►

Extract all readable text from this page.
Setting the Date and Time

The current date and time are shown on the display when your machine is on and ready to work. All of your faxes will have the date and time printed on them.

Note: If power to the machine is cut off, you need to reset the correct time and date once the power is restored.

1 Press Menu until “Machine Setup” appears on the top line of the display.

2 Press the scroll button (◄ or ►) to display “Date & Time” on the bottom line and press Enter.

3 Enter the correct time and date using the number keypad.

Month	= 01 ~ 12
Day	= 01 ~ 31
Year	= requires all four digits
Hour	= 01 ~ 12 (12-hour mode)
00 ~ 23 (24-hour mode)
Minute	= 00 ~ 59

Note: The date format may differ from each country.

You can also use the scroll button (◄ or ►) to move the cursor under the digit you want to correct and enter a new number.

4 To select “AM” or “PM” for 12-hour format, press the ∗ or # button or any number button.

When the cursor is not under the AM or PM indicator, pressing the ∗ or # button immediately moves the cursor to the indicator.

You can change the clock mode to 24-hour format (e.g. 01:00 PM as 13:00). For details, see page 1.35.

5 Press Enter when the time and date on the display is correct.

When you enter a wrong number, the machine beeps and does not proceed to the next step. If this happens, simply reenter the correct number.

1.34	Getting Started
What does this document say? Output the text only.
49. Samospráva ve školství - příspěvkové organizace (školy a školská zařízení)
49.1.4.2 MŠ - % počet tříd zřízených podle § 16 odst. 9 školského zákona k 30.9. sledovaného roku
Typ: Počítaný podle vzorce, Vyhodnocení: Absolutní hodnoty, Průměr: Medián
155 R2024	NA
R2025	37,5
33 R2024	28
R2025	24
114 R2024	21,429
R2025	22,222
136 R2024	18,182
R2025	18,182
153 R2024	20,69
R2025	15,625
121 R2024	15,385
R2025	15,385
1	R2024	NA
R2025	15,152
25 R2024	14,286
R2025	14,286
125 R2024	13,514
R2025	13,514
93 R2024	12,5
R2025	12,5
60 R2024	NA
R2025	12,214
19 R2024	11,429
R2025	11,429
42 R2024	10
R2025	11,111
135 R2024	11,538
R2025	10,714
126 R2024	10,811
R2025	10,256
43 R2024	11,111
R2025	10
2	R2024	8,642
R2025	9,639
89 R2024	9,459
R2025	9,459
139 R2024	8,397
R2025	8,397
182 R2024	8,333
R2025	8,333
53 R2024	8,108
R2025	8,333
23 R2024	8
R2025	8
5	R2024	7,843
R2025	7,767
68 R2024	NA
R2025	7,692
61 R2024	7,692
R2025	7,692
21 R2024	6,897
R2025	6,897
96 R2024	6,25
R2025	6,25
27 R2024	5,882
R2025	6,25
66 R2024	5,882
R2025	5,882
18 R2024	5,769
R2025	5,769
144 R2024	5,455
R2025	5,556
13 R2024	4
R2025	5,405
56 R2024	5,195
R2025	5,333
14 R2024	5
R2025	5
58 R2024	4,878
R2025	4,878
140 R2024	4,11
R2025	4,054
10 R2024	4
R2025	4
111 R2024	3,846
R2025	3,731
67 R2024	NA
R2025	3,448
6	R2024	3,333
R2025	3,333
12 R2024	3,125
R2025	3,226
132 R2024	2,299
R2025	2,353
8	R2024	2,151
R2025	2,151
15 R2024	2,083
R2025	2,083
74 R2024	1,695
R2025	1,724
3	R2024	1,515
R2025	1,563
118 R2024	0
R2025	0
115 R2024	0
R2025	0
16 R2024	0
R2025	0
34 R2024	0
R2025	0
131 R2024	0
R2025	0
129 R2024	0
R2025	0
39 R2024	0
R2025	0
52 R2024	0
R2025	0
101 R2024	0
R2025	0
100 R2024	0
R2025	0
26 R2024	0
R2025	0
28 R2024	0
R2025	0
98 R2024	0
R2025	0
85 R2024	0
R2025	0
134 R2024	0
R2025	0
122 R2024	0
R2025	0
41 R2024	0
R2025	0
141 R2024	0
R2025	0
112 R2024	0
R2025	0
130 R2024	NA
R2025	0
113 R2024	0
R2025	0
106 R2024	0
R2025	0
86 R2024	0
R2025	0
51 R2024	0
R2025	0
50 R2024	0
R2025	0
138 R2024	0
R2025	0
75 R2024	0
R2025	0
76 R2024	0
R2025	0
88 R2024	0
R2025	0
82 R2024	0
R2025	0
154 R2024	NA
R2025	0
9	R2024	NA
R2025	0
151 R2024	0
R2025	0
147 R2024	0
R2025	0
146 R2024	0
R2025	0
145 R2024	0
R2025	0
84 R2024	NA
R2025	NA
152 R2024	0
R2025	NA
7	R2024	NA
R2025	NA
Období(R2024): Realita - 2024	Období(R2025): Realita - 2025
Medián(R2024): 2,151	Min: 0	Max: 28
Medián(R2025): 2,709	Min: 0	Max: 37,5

◄

* **What needs to be done**
Return every record above exactly as it appears.

* **The solution**
Extract all readable text from this page.
Setting the Date and Time

The current date and time are shown on the display when your machine is on and ready to work. All of your faxes will have the date and time printed on them.

Note: If power to the machine is cut off, you need to reset the correct time and date once the power is restored.

1 Press Menu until “Machine Setup” appears on the top line of the display.

2 Press the scroll button (◄ or ►) to display “Date & Time” on the bottom line and press Enter.

3 Enter the correct time and date using the number keypad.

Month	= 01 ~ 12
Day	= 01 ~ 31
Year	= requires all four digits
Hour	= 01 ~ 12 (12-hour mode)
00 ~ 23 (24-hour mode)
Minute	= 00 ~ 59

Note: The date format may differ from each country.

You can also use the scroll button (◄ or ►) to move the cursor under the digit you want to correct and enter a new number.

4 To select “AM” or “PM” for 12-hour format, press the ∗ or # button or any number button.

When the cursor is not under the AM or PM indicator, pressing the ∗ or # button immediately moves the cursor to the indicator.

You can change the clock mode to 24-hour format (e.g. 01:00 PM as 13:00). For details, see page 1.35.

5 Press Enter when the time and date on the display is correct.

When you enter a wrong number, the machine beeps and does not proceed to the next step. If this happens, simply reenter the correct number.

1.34	Getting Started
What does this document say? Output the text only.
49. Samospráva ve školství - příspěvkové organizace (školy a školská zařízení)
49.1.4.2 MŠ - % počet tříd zřízených podle § 16 odst. 9 školského zákona k 30.9. sledovaného roku
Typ: Počítaný podle vzorce, Vyhodnocení: Absolutní hodnoty, Průměr: Medián
155 R2024	NA
R2025	37,5
33 R2024	28
R2025	24
114 R2024	21,429
R2025	22,222
136 R2024	18,182
R2025	18,182
153 R2024	20,69
R2025	15,625
121 R2024	15,385
R2025	15,385
1	R2024	NA
R2025	15,152
25 R2024	14,286
R2025	14,286
125 R2024	13,514
R2025	13,514
93 R2024	12,5
R2025	12,5
60 R2024	NA
R2025	12,214
19 R2024	11,429
R2025	11,429
42 R2024	10
R2025	11,111
135 R2024	11,538
R2025	10,714
126 R2024	10,811
R2025	10,256
43 R2024	11,111
R2025	10
2	R2024	8,642
R2025	9,639
89 R2024	9,459
R2025	9,459
139 R2024	8,397
R2025	8,397
182 R2024	8,333
R2025	8,333
53 R2024	8,108
R2025	8,333
23 R2024	8
R2025	8
5	R2024	7,843
R2025	7,767
68 R2024	NA
R2025	7,692
61 R2024	7,692
R2025	7,692
21 R2024	6,897
R2025	6,897
96 R2024	6,25
R2025	6,25
27 R2024	5,882
R2025	6,25
66 R2024	5,882
R2025	5,882
18 R2024	5,769
R2025	5,769
144 R2024	5,455
R2025	5,556
13 R2024	4
R2025	5,405
56 R2024	5,195
R2025	5,333
14 R2024	5
R2025	5
58 R2024	4,878
R2025	4,878
140 R2024	4,11
R2025	4,054
10 R2024	4
R2025	4
111 R2024	3,846
R2025	3,731
67 R2024	NA
R2025	3,448
6	R2024	3,333
R2025	3,333
12 R2024	3,125
R2025	3,226
132 R2024	2,299
R2025	2,353
8	R2024	2,151
R2025	2,151
15 R2024	2,083
R2025	2,083
74 R2024	1,695
R2025	1,724
3	R2024	1,515
R2025	1,563
118 R2024	0
R2025	0
115 R2024	0
R2025	0
16 R2024	0
R2025	0
34 R2024	0
R2025	0
131 R2024	0
R2025	0
129 R2024	0
R2025	0
39 R2024	0
R2025	0
52 R2024	0
R2025	0
101 R2024	0
R2025	0
100 R2024	0
R2025	0
26 R2024	0
R2025	0
28 R2024	0
R2025	0
98 R2024	0
R2025	0
85 R2024	0
R2025	0
134 R2024	0
R2025	0
122 R2024	0
R2025	0
41 R2024	0
R2025	0
141 R2024	0
R2025	0
112 R2024	0
R2025	0
130 R2024	NA
R2025	0
113 R2024	0
R2025	0
106 R2024	0
R2025	0
86 R2024	0
R2025	0
51 R2024	0
R2025	0
50 R2024	0
R2025	0
138 R2024	0
R2025	0
75 R2024	0
R2025	0
76 R2024	0
R2025	0
88 R2024	0
R2025	0
82 R2024	0
R2025	0
154 R2024	NA
R2025	0
9	R2024	NA
R2025	0
151 R2024	0
R2025	0
147 R2024	0
R2025	0
146 R2024	0
R2025	0
145 R2024	0
R2025	0
84 R2024	NA
R2025	NA
152 R2024	0
R2025	NA
7	R2024	NA
R2025	NA
Období(R2024): Realita - 2024	Období(R2025): Realita - 2025
Medián(R2024): 2,151	Min: 0	Max: 28
Medián(R2025): 2,709	Min: 0	Max: 37,5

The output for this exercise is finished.